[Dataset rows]
"""
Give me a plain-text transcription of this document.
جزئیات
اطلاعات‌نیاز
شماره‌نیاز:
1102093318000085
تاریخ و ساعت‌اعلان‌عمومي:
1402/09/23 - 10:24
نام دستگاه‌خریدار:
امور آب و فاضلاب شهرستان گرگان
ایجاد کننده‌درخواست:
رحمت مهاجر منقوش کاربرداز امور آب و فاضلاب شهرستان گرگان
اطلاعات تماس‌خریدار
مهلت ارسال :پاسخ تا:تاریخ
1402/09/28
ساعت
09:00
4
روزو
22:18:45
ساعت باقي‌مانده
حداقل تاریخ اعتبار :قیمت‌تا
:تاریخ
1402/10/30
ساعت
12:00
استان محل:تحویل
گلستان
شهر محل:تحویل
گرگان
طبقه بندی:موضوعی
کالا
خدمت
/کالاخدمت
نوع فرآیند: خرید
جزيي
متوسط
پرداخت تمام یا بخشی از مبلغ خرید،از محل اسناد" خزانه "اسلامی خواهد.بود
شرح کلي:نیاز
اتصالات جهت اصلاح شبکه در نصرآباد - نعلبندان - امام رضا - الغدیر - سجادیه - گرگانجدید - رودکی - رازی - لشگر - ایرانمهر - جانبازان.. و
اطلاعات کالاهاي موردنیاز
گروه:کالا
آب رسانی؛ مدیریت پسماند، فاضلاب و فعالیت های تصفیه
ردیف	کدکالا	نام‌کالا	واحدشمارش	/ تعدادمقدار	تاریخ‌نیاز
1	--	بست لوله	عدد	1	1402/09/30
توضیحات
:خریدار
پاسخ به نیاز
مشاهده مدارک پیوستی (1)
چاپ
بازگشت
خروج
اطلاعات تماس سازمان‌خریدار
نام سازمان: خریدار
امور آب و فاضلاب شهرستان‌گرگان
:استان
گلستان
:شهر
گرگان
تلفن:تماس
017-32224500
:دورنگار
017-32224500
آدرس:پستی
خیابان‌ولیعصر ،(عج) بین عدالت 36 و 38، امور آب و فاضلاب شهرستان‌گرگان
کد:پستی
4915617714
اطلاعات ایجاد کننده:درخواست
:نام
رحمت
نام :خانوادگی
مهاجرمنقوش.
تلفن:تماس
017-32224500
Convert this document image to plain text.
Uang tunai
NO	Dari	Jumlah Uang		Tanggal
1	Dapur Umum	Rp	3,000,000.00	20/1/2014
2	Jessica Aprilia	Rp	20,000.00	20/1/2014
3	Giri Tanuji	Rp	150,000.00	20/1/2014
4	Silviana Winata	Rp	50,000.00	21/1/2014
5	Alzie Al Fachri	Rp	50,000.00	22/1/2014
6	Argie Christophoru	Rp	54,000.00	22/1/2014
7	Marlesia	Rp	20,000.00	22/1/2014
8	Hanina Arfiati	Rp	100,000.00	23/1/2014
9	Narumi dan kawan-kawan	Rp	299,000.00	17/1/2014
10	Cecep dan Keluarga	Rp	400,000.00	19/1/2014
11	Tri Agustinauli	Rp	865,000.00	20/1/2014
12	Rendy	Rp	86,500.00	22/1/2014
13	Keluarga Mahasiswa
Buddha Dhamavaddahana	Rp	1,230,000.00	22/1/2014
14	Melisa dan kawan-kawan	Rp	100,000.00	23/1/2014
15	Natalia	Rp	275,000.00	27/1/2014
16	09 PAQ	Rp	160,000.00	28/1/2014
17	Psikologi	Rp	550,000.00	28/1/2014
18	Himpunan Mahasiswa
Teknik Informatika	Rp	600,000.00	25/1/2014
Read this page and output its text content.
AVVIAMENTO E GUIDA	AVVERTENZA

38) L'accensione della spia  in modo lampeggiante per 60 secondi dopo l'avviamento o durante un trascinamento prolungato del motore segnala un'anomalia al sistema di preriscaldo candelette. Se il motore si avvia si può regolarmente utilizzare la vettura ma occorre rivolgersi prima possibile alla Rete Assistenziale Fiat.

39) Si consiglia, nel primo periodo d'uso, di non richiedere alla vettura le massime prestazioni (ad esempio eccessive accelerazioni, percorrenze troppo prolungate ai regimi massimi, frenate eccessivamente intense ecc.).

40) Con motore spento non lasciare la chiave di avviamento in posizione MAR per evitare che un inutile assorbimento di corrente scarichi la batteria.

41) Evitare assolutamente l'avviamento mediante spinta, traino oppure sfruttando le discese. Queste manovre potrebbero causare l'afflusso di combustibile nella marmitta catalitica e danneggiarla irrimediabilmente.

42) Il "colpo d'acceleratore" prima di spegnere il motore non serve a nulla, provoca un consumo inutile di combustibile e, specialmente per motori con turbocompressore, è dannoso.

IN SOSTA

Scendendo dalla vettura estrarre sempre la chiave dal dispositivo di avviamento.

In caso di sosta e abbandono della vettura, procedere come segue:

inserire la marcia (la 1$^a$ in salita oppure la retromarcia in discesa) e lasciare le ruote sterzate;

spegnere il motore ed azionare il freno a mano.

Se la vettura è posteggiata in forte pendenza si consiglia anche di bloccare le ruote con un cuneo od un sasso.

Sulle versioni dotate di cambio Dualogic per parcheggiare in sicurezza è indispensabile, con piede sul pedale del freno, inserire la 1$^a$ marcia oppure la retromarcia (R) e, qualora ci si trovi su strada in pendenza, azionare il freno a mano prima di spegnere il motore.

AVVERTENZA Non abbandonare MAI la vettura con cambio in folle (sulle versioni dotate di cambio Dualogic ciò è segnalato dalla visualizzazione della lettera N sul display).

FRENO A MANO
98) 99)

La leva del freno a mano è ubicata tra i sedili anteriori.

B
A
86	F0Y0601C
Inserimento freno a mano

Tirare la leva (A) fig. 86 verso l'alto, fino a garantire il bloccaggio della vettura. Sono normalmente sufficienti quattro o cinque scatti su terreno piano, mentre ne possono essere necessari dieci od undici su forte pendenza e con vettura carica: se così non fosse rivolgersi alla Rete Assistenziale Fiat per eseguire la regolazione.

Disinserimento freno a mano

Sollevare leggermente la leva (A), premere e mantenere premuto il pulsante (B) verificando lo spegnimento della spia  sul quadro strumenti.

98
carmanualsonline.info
"""
**What the task requires:** From the entries above, copy every line where the word "marcia" shows up.

**Reply:**
inserire la marcia (la 1$^a$ in salita oppure la retromarcia in discesa) e lasciare le ruote sterzate;
Sulle versioni dotate di cambio Dualogic per parcheggiare in sicurezza è indispensabile, con piede sul pedale del freno, inserire la 1$^a$ marcia oppure la retromarcia (R) e, qualora ci si trovi su strada in pendenza, azionare il freno a mano prima di spegnere il motore.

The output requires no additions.